◆ Your goal
Omit all pictures. Copy the rest of the material exactly.
※
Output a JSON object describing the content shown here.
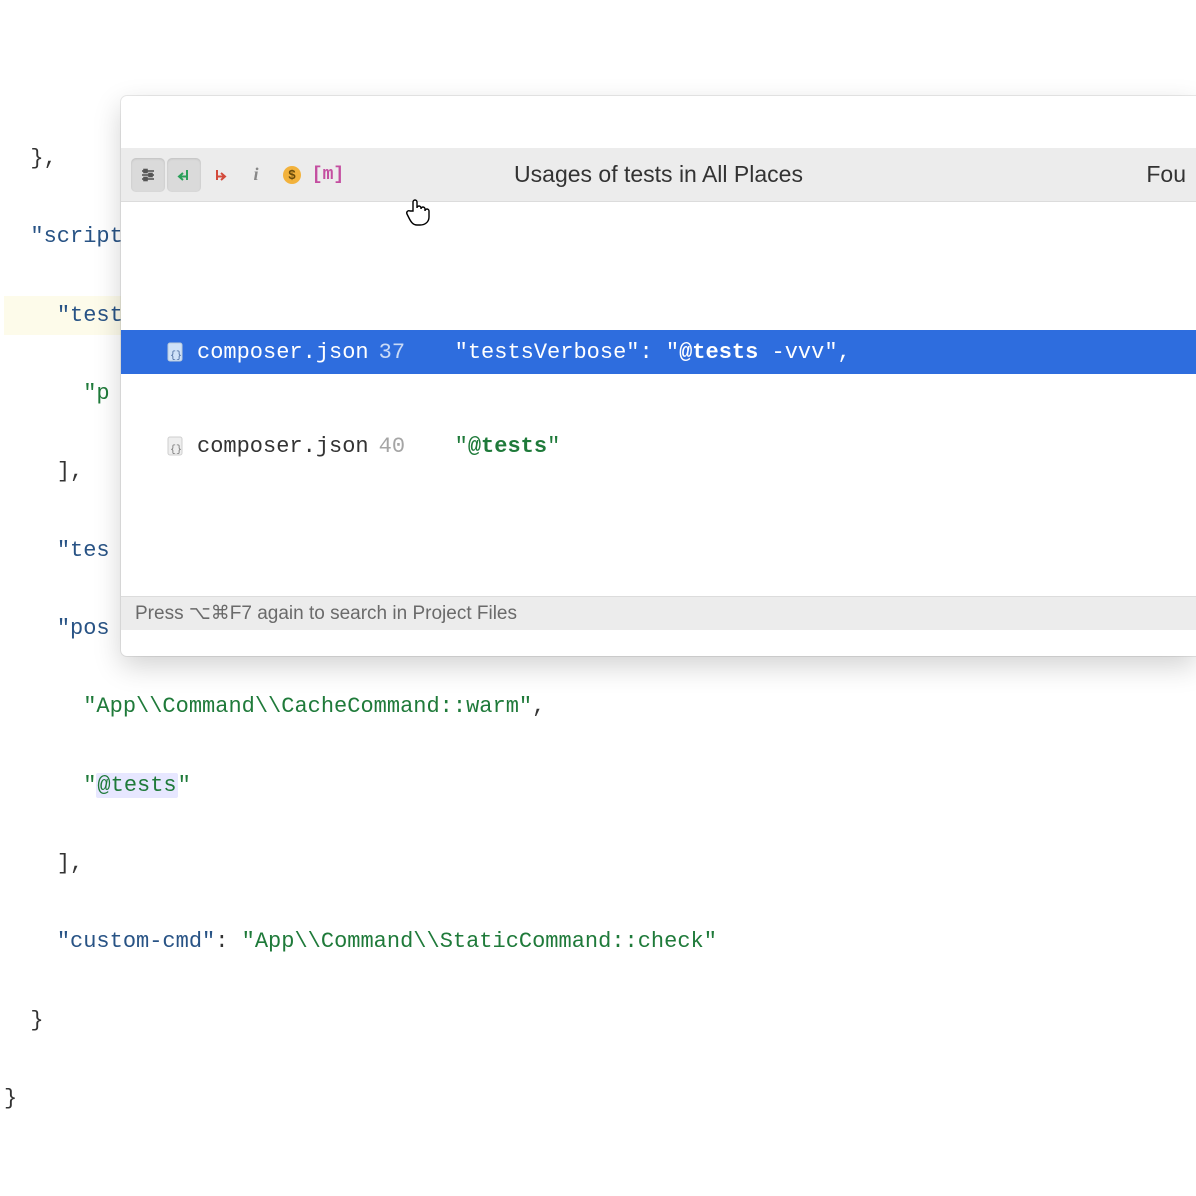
{
  "code": {
    "scripts_key": "\"scripts\"",
    "tests_key": "\"tests\"",
    "p_fragment": "\"p",
    "bracket_close": "],",
    "tes_fragment": "\"tes",
    "pos_fragment": "\"pos",
    "cache_cmd": "\"App\\\\Command\\\\CacheCommand::warm\"",
    "at_tests_pre": "\"",
    "at_tests_hl": "@tests",
    "at_tests_post": "\"",
    "bracket_close2": "],",
    "custom_key": "\"custom-cmd\"",
    "custom_val": "\"App\\\\Command\\\\StaticCommand::check\""
  },
  "popup": {
    "title": "Usages of tests in All Places",
    "found": "Fou",
    "footer": "Press ⌥⌘F7 again to search in Project Files",
    "toolbar": {
      "settings": "settings",
      "prev": "prev",
      "next": "next",
      "info": "info",
      "dollar": "dollar",
      "m": "m"
    },
    "rows": [
      {
        "file": "composer.json",
        "line": "37",
        "snippet_key": "\"testsVerbose\"",
        "snippet_pre": "\"",
        "snippet_bold": "@tests",
        "snippet_rest": " -vvv\",",
        "selected": true
      },
      {
        "file": "composer.json",
        "line": "40",
        "snippet_pre": "\"",
        "snippet_bold": "@tests",
        "snippet_rest": "\"",
        "selected": false
      }
    ]
  }
}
※
◆ The reply
Output a JSON object describing the content shown here.
{
  "code": {
    "scripts_key": "\"scripts\"",
    "tests_key": "\"tests\"",
    "p_fragment": "\"p",
    "bracket_close": "],",
    "tes_fragment": "\"tes",
    "pos_fragment": "\"pos",
    "cache_cmd": "\"App\\\\Command\\\\CacheCommand::warm\"",
    "at_tests_pre": "\"",
    "at_tests_hl": "@tests",
    "at_tests_post": "\"",
    "bracket_close2": "],",
    "custom_key": "\"custom-cmd\"",
    "custom_val": "\"App\\\\Command\\\\StaticCommand::check\""
  },
  "popup": {
    "title": "Usages of tests in All Places",
    "found": "Fou",
    "footer": "Press ⌥⌘F7 again to search in Project Files",
    "toolbar": {
      "settings": "settings",
      "prev": "prev",
      "next": "next",
      "info": "info",
      "dollar": "dollar",
      "m": "m"
    },
    "rows": [
      {
        "file": "composer.json",
        "line": "37",
        "snippet_key": "\"testsVerbose\"",
        "snippet_pre": "\"",
        "snippet_bold": "@tests",
        "snippet_rest": " -vvv\",",
        "selected": true
      },
      {
        "file": "composer.json",
        "line": "40",
        "snippet_pre": "\"",
        "snippet_bold": "@tests",
        "snippet_rest": "\"",
        "selected": false
      }
    ]
  }
}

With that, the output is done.